• _DO THIS_
Examine the entries below, count the lines holding the string "JSON", and respond with the number only.

(Stored data)
┄┄┄┄┄┄
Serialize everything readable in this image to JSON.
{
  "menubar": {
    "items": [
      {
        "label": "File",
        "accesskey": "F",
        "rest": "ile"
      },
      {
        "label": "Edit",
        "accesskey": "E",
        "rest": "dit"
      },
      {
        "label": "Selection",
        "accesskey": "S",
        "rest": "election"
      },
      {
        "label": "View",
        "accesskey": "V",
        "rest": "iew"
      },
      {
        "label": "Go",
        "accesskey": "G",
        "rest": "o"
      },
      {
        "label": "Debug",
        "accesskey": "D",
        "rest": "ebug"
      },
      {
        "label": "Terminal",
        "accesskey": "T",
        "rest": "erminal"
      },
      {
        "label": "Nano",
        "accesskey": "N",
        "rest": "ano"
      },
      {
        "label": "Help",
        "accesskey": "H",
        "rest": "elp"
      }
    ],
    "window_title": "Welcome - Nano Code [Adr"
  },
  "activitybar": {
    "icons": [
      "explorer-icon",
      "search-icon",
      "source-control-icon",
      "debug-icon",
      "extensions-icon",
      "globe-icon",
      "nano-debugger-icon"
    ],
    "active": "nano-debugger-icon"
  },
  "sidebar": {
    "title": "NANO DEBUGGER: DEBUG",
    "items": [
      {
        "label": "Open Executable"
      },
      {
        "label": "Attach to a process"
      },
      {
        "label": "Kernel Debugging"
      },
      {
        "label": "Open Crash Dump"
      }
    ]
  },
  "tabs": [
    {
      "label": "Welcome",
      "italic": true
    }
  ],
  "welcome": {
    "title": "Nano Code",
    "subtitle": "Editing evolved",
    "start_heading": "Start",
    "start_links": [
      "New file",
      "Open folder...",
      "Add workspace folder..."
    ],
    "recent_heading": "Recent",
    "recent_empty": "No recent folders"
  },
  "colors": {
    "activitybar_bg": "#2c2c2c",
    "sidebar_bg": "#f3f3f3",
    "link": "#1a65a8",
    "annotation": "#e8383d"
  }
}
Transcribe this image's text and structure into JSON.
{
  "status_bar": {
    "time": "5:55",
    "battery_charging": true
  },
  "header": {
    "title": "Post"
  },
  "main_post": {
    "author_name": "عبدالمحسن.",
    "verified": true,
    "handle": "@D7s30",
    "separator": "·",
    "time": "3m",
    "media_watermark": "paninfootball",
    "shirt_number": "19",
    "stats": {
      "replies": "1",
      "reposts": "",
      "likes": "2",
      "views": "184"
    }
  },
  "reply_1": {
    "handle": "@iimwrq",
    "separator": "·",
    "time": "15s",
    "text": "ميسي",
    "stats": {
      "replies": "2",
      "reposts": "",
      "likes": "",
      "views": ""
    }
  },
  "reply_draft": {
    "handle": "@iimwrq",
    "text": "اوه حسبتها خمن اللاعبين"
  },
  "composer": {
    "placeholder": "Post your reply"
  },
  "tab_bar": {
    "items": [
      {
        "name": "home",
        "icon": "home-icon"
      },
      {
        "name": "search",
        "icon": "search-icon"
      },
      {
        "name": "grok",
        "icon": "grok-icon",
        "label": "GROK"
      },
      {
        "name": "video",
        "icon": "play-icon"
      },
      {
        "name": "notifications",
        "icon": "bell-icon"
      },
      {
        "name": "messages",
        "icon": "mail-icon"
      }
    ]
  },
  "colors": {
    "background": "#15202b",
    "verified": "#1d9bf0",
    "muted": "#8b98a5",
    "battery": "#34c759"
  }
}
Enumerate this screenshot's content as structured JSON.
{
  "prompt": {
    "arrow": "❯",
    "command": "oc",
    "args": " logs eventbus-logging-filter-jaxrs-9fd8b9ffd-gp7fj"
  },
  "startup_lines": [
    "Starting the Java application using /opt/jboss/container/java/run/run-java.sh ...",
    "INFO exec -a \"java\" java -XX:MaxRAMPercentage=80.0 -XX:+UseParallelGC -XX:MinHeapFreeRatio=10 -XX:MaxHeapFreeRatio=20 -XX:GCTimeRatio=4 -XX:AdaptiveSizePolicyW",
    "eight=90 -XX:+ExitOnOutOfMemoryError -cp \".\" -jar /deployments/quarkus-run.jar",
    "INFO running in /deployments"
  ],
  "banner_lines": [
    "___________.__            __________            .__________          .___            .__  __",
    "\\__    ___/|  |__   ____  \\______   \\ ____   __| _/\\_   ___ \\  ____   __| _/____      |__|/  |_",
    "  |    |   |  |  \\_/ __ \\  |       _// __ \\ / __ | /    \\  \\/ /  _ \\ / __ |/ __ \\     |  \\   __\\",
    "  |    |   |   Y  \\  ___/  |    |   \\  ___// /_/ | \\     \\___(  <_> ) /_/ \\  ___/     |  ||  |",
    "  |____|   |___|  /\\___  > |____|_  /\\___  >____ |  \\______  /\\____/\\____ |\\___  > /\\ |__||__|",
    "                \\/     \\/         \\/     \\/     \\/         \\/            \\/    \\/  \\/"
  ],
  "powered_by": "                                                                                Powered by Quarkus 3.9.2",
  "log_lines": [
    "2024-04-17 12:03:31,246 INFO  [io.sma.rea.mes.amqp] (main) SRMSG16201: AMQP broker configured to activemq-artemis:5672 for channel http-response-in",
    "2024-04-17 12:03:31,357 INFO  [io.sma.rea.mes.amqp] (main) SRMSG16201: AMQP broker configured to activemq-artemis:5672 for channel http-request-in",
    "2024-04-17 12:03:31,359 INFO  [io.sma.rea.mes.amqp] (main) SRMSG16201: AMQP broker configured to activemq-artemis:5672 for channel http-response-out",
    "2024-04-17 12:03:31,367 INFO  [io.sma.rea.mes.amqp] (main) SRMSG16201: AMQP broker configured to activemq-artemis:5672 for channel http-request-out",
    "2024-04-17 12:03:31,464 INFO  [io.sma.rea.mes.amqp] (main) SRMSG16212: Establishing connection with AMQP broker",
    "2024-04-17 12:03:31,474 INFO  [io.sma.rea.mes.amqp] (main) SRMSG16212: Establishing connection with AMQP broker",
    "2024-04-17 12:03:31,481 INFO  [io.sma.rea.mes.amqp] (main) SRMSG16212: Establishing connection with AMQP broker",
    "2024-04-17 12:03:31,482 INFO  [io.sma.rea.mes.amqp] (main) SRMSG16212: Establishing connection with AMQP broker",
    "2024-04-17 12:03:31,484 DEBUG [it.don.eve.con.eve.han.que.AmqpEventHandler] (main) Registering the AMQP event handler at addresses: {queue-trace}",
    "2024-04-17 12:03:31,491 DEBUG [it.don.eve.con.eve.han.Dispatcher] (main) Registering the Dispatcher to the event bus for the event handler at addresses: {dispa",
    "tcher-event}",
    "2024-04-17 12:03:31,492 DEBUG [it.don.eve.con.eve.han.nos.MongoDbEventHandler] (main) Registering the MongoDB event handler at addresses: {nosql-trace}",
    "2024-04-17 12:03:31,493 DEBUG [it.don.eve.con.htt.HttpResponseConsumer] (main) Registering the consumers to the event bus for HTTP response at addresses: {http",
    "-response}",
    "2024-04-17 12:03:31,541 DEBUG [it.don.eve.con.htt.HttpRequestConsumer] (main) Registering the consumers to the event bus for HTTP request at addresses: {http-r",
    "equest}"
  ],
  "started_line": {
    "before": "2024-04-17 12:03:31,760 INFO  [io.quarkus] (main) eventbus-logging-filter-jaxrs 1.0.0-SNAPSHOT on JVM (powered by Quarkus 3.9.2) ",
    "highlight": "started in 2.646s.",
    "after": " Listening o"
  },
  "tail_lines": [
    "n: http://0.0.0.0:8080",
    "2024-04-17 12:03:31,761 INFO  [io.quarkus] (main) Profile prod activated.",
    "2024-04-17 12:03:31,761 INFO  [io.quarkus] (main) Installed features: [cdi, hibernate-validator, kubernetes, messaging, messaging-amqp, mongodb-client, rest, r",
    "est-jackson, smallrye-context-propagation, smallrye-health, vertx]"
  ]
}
┄┄┄┄┄┄
• _SOLUTION FOR THIS PROBLEM_
3